### SET PROBLEM
Out of the lines below, please list those that hold the string "page".

[begin SOURCE MATERIAL]

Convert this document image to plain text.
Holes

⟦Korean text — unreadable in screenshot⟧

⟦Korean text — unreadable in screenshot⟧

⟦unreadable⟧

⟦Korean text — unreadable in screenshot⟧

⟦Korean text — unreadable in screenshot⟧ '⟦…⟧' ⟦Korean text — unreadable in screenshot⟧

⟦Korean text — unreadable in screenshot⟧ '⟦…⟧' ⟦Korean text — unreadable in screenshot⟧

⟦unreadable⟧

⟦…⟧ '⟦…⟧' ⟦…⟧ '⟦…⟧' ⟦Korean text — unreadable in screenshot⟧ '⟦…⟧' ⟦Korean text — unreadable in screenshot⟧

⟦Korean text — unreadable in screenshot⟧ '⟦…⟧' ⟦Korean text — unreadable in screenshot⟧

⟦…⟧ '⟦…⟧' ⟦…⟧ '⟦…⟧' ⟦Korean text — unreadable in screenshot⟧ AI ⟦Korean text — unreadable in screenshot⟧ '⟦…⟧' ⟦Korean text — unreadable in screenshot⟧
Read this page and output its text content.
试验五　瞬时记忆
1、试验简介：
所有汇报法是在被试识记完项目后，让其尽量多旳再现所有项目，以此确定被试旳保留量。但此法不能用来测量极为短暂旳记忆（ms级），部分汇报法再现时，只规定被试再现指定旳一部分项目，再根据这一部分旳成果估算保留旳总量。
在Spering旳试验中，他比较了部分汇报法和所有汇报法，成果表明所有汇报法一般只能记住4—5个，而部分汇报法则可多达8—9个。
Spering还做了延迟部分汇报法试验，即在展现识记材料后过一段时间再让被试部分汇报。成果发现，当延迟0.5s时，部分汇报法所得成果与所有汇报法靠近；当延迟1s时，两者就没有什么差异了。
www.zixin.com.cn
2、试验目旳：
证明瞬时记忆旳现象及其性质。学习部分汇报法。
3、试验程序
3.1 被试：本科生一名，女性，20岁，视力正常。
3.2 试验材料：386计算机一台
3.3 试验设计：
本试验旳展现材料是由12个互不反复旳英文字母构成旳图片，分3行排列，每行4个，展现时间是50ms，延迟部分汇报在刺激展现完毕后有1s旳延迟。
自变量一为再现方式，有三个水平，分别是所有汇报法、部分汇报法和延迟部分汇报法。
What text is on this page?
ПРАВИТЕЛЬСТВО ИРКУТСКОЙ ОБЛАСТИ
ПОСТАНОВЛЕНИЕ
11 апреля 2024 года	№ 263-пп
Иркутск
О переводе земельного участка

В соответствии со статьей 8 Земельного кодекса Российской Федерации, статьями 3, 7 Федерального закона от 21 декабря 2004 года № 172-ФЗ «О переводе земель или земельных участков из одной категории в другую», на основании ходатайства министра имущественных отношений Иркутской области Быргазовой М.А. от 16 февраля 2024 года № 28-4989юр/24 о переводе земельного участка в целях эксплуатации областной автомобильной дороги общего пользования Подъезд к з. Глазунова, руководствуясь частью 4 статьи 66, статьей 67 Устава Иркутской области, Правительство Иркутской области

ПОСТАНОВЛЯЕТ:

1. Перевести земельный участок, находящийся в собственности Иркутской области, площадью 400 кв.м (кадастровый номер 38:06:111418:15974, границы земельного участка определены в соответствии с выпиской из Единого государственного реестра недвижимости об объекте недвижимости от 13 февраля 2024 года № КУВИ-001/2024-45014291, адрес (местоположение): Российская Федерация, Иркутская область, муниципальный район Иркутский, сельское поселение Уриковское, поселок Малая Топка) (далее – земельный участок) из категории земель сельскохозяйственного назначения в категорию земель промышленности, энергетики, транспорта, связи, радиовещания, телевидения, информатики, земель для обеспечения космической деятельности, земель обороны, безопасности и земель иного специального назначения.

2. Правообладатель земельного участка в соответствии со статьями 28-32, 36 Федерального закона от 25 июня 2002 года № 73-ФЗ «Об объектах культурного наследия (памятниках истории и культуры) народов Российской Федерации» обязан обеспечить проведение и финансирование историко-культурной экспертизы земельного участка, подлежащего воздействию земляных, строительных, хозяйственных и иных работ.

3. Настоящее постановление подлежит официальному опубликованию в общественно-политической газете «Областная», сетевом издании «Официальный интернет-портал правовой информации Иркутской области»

[end SOURCE MATERIAL]

### TASK ANSWER
Read this page and output its text content.
What text is on this page?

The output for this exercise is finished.